What you are asked to do: In the records below, pick out all lines containing the word "Daley".

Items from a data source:
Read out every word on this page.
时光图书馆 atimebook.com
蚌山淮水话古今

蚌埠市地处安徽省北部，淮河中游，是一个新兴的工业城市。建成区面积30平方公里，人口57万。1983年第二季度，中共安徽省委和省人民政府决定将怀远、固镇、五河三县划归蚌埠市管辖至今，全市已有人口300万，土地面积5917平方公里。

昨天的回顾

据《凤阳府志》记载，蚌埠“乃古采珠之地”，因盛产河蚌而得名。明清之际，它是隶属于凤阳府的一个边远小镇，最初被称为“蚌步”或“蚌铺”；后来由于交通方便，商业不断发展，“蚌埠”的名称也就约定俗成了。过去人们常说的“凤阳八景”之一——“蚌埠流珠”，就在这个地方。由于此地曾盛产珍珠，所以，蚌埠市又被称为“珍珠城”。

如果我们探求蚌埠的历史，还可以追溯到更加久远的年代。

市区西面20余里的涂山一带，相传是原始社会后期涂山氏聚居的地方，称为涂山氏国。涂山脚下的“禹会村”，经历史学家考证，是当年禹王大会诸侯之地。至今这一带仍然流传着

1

==

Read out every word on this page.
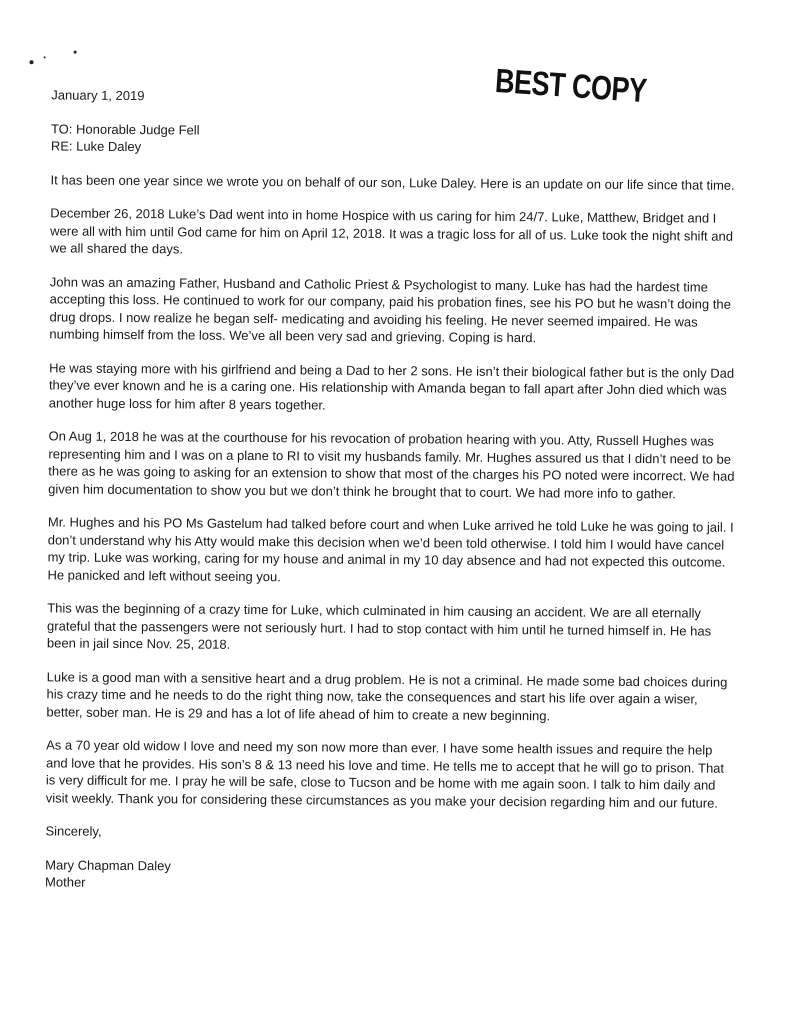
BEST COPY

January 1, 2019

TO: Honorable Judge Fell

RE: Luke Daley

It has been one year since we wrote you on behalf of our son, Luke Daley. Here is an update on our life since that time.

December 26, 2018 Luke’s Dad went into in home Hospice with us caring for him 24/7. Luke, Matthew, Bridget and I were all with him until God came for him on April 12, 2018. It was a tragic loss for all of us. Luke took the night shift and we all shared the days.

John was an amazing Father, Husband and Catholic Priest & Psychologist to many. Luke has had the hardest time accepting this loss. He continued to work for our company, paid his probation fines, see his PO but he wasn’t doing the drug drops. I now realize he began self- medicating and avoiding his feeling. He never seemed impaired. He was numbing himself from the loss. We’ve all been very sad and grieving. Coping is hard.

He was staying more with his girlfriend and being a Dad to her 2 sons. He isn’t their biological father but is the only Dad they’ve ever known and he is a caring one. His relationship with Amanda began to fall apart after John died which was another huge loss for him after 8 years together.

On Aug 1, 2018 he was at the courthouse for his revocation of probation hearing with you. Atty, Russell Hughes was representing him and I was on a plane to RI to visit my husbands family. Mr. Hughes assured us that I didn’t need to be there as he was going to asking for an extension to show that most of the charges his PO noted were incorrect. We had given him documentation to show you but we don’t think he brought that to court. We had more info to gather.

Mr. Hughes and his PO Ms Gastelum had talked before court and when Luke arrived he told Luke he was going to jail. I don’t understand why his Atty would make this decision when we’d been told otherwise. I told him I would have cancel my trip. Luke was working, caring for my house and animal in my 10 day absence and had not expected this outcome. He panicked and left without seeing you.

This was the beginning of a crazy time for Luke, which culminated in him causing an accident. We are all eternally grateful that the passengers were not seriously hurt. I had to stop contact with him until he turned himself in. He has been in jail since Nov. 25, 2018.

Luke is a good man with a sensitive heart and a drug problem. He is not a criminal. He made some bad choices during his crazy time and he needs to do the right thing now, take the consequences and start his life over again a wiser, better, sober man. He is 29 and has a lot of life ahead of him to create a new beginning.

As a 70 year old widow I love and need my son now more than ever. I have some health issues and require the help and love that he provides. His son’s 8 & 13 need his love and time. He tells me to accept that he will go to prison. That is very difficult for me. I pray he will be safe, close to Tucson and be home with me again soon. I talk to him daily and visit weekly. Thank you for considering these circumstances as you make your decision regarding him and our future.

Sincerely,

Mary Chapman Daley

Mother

Answer to the task:
RE: Luke Daley
It has been one year since we wrote you on behalf of our son, Luke Daley. Here is an update on our life since that time.
Mary Chapman Daley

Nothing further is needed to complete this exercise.